### SUPPLIED INFORMATION ###

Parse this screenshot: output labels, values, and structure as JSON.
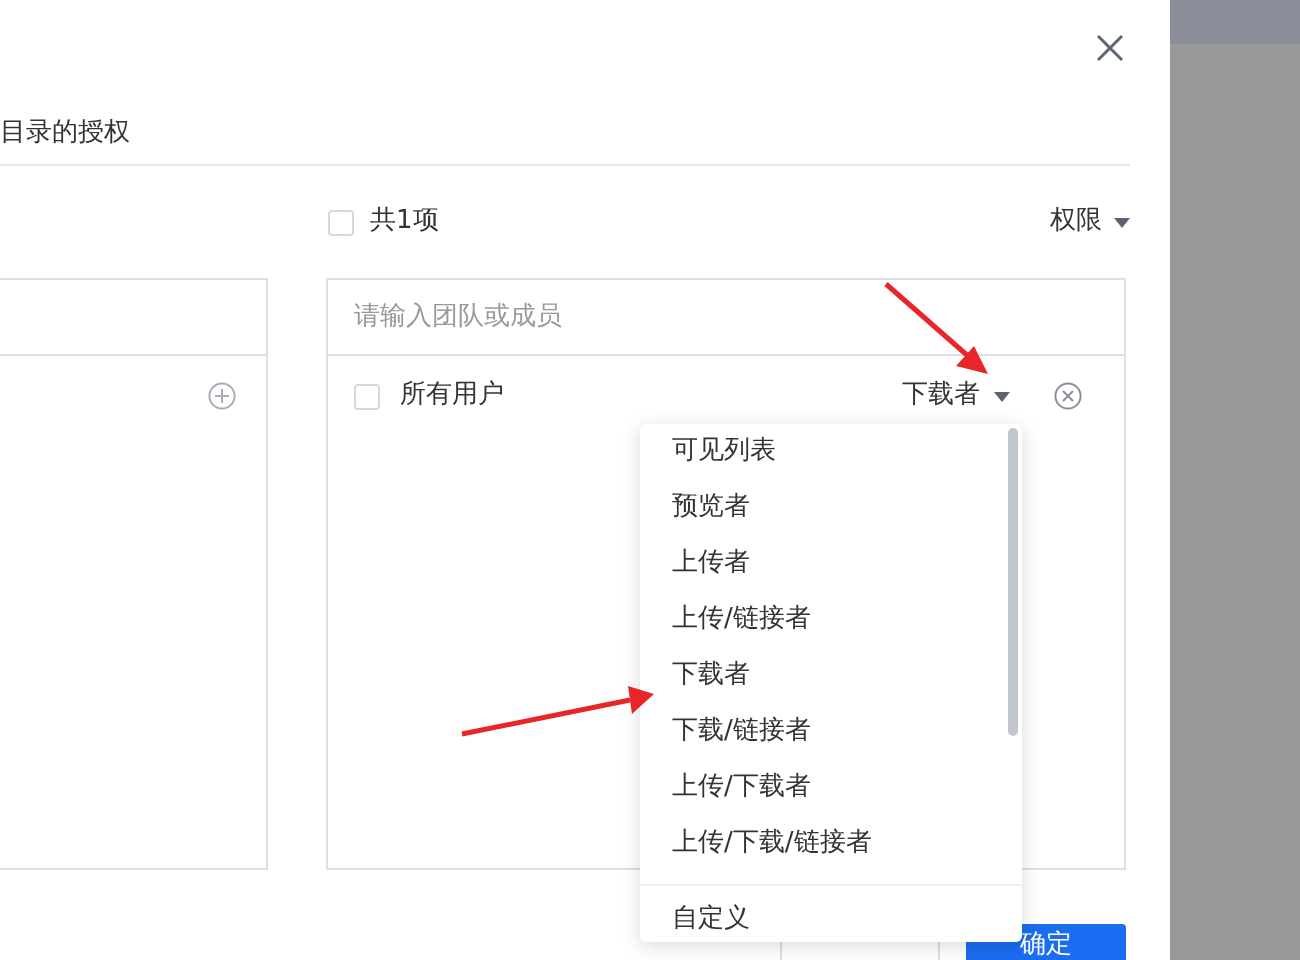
{
  "dialog": {
    "tab": "目录的授权",
    "select_all": {
      "checked": false,
      "label": "共1项"
    },
    "permission_header": "权限",
    "search": {
      "placeholder": "请输入团队或成员"
    },
    "members": [
      {
        "name": "所有用户",
        "checked": false,
        "role": "下载者"
      }
    ],
    "dropdown": {
      "items": [
        {
          "label": "可见列表",
          "kind": "option"
        },
        {
          "label": "预览者",
          "kind": "option"
        },
        {
          "label": "上传者",
          "kind": "option"
        },
        {
          "label": "上传/链接者",
          "kind": "option"
        },
        {
          "label": "下载者",
          "kind": "option"
        },
        {
          "label": "下载/链接者",
          "kind": "option"
        },
        {
          "label": "上传/下载者",
          "kind": "option"
        },
        {
          "label": "上传/下载/链接者",
          "kind": "option"
        },
        {
          "label": "自定义",
          "kind": "custom"
        }
      ]
    },
    "buttons": [
      {
        "kind": "secondary"
      },
      {
        "label": "确定",
        "kind": "primary"
      }
    ]
  }
}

###

◆ WHAT IS ASKED: Transcribe the records verbatim and omit the images.

◆ FINAL ANSWER:
Parse this screenshot: output labels, values, and structure as JSON.
{
  "dialog": {
    "tab": "目录的授权",
    "select_all": {
      "checked": false,
      "label": "共1项"
    },
    "permission_header": "权限",
    "search": {
      "placeholder": "请输入团队或成员"
    },
    "members": [
      {
        "name": "所有用户",
        "checked": false,
        "role": "下载者"
      }
    ],
    "dropdown": {
      "items": [
        {
          "label": "可见列表",
          "kind": "option"
        },
        {
          "label": "预览者",
          "kind": "option"
        },
        {
          "label": "上传者",
          "kind": "option"
        },
        {
          "label": "上传/链接者",
          "kind": "option"
        },
        {
          "label": "下载者",
          "kind": "option"
        },
        {
          "label": "下载/链接者",
          "kind": "option"
        },
        {
          "label": "上传/下载者",
          "kind": "option"
        },
        {
          "label": "上传/下载/链接者",
          "kind": "option"
        },
        {
          "label": "自定义",
          "kind": "custom"
        }
      ]
    },
    "buttons": [
      {
        "kind": "secondary"
      },
      {
        "label": "确定",
        "kind": "primary"
      }
    ]
  }
}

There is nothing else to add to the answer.